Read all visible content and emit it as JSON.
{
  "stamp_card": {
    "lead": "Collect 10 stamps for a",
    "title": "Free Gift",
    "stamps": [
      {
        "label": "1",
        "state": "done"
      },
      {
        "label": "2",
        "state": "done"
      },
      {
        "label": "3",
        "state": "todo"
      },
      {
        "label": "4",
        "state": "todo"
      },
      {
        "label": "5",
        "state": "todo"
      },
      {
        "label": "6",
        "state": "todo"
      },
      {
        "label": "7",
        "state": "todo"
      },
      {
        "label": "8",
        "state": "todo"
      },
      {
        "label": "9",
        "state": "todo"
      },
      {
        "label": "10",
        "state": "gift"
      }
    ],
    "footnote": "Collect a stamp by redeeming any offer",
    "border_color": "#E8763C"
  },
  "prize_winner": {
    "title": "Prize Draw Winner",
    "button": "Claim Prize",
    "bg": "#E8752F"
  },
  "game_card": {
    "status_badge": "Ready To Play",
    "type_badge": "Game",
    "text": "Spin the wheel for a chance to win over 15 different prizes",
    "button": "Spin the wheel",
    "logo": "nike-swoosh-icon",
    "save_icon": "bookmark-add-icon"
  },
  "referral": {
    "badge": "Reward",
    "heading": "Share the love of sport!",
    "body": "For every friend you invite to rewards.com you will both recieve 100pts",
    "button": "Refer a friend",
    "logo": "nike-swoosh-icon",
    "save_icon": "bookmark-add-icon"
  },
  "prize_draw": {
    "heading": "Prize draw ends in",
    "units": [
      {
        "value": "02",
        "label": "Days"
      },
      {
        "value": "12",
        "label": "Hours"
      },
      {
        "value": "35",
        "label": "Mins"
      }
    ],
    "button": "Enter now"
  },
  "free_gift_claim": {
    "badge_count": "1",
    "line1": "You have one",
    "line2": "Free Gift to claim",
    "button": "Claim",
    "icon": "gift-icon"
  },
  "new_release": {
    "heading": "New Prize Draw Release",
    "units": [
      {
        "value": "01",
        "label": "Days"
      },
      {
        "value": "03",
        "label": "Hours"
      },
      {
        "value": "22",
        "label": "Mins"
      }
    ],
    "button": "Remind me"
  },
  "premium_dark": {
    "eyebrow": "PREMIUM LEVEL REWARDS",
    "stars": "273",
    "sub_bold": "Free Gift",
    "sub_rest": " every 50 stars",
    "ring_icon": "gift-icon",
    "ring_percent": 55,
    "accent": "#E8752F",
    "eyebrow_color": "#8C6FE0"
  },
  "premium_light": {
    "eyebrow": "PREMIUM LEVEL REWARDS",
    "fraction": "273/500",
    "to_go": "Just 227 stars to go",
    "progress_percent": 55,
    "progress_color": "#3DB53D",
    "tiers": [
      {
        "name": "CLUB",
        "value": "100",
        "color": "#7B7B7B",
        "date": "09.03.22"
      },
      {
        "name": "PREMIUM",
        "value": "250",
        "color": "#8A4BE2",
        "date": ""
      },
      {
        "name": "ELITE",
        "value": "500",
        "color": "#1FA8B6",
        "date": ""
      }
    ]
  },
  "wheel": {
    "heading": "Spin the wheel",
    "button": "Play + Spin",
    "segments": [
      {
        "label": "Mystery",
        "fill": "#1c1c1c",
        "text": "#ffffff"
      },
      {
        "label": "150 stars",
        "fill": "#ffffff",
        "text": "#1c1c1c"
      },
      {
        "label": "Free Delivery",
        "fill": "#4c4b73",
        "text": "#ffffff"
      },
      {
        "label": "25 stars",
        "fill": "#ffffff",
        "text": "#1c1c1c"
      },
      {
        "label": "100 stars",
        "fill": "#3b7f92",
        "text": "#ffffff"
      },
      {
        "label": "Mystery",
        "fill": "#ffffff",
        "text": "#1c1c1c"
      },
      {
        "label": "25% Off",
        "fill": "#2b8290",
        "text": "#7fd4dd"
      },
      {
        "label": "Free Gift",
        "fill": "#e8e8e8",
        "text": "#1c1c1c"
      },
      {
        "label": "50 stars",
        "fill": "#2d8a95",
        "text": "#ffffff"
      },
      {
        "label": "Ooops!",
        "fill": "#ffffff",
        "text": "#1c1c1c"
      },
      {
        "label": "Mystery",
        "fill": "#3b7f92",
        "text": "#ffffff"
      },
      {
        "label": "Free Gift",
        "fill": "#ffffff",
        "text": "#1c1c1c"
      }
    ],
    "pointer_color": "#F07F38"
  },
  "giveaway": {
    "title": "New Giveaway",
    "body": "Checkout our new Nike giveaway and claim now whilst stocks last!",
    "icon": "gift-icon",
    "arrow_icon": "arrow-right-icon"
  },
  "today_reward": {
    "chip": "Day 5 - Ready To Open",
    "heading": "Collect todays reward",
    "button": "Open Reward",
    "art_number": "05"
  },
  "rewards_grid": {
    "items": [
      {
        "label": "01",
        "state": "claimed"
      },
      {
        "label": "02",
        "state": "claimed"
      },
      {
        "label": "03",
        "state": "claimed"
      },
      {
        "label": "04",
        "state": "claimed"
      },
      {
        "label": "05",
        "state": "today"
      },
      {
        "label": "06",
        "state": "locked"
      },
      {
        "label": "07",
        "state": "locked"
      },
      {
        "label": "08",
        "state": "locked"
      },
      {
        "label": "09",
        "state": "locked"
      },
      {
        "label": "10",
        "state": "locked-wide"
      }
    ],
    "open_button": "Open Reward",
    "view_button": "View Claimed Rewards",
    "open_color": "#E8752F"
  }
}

—————

▶ [PROBLEM DESCRIPTION]: Working from the listing above, pick out every line that has "Ready" and copy it.

▶ [EXERCISE ANSWER]:
    "status_badge": "Ready To Play",
    "chip": "Day 5 - Ready To Open",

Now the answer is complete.